* DATA FOR PROCESSING *
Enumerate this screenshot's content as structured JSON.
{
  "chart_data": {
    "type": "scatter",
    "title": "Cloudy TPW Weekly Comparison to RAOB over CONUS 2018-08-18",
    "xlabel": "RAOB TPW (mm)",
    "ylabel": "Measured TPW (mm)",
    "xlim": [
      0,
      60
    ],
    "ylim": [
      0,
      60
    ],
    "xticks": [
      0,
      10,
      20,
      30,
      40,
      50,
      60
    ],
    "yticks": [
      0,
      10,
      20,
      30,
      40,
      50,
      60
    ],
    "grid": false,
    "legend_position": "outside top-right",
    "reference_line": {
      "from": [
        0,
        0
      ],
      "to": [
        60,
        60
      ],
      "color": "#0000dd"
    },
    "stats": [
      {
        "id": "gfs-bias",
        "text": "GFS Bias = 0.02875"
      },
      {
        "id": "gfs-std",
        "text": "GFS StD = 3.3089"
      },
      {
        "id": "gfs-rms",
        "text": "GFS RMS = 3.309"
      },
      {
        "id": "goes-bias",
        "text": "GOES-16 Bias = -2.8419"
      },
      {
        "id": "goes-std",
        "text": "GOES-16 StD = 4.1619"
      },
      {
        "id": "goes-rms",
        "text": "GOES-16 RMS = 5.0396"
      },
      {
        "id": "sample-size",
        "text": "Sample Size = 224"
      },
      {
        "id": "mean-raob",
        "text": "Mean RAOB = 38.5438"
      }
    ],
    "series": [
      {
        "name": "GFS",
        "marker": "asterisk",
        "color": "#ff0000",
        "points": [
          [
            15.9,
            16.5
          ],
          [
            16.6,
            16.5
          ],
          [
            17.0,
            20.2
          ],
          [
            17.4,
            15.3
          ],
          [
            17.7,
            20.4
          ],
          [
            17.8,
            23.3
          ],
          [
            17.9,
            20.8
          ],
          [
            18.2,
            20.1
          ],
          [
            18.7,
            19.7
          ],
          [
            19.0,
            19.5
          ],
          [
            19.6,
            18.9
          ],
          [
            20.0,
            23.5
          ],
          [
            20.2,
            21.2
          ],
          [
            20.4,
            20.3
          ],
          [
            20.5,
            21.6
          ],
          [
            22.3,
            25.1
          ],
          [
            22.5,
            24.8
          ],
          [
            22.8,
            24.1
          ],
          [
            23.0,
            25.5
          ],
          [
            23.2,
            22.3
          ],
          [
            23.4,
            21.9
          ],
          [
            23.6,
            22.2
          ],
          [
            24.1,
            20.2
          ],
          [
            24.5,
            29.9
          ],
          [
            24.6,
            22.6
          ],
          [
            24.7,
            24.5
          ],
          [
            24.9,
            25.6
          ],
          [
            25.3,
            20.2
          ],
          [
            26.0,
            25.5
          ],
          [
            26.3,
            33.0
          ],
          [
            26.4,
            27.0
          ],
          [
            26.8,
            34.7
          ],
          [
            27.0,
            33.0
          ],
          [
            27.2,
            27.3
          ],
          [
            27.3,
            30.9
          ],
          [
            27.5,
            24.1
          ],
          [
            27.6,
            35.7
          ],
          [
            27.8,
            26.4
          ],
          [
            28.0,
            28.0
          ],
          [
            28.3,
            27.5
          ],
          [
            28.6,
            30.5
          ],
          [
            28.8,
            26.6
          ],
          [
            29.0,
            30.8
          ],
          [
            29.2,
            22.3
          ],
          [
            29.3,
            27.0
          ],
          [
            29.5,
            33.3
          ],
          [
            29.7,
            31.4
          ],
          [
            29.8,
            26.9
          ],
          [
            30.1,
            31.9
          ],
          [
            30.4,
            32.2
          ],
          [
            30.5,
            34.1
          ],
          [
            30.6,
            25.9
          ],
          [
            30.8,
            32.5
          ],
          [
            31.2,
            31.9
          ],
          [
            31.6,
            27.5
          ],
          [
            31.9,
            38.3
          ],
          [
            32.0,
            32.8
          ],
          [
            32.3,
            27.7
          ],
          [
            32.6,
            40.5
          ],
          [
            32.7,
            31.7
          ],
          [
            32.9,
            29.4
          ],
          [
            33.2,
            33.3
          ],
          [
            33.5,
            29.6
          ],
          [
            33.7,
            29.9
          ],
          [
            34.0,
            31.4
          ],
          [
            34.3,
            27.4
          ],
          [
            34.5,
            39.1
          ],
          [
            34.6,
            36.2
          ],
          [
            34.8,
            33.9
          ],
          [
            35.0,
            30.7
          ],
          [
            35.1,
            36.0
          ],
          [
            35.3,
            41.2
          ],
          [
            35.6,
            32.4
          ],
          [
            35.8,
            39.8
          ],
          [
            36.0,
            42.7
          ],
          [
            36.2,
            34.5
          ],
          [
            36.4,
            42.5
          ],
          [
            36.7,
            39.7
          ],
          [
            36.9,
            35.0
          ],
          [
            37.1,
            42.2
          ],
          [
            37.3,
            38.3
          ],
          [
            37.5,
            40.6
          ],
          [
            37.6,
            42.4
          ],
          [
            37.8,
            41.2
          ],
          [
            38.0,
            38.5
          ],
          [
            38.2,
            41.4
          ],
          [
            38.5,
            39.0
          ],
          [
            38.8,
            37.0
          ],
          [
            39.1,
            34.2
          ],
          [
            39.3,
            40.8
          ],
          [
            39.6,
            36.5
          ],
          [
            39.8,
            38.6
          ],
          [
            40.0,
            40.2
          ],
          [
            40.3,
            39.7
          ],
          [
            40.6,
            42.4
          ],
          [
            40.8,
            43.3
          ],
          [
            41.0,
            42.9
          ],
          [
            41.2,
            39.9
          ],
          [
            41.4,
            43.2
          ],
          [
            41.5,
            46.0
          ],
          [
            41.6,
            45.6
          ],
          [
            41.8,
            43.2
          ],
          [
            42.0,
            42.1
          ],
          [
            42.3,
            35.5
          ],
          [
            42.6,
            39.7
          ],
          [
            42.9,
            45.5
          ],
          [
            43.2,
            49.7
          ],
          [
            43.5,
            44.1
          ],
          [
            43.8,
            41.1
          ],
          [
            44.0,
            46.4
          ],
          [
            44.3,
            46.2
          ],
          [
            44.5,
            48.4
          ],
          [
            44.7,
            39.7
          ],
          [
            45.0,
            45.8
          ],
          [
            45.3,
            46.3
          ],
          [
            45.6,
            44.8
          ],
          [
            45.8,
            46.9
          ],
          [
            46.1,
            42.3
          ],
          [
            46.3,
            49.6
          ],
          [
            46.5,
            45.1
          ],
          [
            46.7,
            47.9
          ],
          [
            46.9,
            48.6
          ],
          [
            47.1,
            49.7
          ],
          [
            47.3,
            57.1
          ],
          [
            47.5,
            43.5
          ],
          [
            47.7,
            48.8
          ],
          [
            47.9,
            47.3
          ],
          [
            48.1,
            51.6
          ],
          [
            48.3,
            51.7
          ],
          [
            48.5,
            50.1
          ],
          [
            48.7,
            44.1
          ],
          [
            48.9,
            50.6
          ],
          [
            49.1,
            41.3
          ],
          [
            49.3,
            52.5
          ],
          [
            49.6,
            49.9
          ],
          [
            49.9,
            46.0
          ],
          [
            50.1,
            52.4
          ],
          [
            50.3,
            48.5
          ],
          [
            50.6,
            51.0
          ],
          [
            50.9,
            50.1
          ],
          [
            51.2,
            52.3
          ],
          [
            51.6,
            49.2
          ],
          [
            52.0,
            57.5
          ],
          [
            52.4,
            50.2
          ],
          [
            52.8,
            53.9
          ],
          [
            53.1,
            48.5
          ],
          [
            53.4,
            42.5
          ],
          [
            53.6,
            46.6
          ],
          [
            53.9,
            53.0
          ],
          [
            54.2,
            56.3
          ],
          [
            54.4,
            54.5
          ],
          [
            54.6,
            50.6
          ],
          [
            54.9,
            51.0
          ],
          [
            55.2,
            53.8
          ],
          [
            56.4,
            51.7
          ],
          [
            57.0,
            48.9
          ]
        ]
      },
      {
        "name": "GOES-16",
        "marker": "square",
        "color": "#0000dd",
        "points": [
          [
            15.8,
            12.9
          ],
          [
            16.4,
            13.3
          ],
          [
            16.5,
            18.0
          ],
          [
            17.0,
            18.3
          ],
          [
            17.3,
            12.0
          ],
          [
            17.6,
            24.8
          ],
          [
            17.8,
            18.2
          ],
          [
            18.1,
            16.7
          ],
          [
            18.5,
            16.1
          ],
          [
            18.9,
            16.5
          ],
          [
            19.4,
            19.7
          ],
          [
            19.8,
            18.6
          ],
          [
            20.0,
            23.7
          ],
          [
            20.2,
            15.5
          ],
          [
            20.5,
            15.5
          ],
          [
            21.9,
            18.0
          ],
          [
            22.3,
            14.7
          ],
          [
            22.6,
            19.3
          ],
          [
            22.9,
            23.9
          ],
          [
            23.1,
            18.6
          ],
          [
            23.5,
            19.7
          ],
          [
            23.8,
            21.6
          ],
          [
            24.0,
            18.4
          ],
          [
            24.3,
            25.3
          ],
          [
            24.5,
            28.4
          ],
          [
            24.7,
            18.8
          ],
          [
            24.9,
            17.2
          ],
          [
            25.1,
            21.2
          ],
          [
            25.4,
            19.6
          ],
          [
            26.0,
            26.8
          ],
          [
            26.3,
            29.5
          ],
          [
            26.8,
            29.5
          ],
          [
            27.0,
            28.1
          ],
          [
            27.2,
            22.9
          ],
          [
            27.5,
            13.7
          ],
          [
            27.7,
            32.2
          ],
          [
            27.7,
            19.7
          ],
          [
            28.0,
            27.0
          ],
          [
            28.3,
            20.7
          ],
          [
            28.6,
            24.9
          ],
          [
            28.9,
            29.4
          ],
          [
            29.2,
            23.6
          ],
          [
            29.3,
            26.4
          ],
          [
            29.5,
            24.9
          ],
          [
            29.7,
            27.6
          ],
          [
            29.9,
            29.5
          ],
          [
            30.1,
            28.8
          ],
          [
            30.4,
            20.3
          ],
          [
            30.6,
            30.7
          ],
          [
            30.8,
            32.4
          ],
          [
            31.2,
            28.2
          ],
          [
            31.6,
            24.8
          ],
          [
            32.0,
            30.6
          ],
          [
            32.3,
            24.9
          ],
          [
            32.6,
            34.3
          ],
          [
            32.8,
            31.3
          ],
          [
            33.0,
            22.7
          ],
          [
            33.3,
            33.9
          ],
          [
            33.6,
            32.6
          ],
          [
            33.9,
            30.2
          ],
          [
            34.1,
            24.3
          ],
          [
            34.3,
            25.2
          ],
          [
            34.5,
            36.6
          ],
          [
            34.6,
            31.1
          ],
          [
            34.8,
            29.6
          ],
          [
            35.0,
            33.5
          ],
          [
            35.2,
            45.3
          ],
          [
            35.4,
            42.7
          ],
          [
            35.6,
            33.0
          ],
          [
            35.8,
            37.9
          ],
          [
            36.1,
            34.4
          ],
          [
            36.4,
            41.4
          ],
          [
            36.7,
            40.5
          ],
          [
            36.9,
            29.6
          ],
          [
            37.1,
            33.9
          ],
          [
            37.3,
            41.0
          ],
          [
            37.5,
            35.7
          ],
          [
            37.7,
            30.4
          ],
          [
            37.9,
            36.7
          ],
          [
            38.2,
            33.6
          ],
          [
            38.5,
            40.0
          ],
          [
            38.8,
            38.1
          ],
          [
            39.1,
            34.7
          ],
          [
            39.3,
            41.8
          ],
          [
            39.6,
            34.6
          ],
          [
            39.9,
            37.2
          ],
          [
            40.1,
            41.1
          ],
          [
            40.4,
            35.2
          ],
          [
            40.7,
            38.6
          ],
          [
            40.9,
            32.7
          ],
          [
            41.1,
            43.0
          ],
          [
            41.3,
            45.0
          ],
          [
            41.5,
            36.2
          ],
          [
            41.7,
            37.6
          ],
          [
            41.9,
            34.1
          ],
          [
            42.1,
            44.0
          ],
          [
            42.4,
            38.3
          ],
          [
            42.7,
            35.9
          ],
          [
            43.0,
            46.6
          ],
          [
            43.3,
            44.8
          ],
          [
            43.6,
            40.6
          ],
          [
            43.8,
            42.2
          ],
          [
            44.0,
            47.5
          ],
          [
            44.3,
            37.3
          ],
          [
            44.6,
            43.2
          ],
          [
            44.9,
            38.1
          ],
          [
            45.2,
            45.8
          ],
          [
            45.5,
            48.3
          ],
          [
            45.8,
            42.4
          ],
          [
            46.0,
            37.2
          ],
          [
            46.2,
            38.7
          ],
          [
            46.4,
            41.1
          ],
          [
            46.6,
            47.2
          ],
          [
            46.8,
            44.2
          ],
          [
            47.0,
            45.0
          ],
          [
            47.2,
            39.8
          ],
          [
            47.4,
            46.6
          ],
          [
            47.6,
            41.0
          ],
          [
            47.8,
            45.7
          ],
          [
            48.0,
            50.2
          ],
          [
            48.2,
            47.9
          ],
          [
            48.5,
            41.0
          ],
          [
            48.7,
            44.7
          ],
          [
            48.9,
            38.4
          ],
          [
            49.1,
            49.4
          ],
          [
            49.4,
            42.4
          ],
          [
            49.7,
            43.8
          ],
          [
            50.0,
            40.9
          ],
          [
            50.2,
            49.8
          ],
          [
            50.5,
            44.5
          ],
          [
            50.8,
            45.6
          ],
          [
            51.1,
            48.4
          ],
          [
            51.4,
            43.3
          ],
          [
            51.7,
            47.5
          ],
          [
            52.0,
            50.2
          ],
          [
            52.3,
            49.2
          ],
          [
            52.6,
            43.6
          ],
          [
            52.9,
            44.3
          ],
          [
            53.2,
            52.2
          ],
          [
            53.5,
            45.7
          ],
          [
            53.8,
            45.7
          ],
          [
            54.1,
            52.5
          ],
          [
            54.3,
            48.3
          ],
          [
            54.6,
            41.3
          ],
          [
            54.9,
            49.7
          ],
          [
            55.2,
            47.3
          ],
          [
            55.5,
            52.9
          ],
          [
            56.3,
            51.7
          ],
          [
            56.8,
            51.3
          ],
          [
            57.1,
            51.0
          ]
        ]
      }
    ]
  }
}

* GOAL OF THE EXERCISE *
From the entries, report each line that includes the word "text".

* WRITTEN SOLUTION *
        "text": "GFS Bias = 0.02875"
        "text": "GFS StD = 3.3089"
        "text": "GFS RMS = 3.309"
        "text": "GOES-16 Bias = -2.8419"
        "text": "GOES-16 StD = 4.1619"
        "text": "GOES-16 RMS = 5.0396"
        "text": "Sample Size = 224"
        "text": "Mean RAOB = 38.5438"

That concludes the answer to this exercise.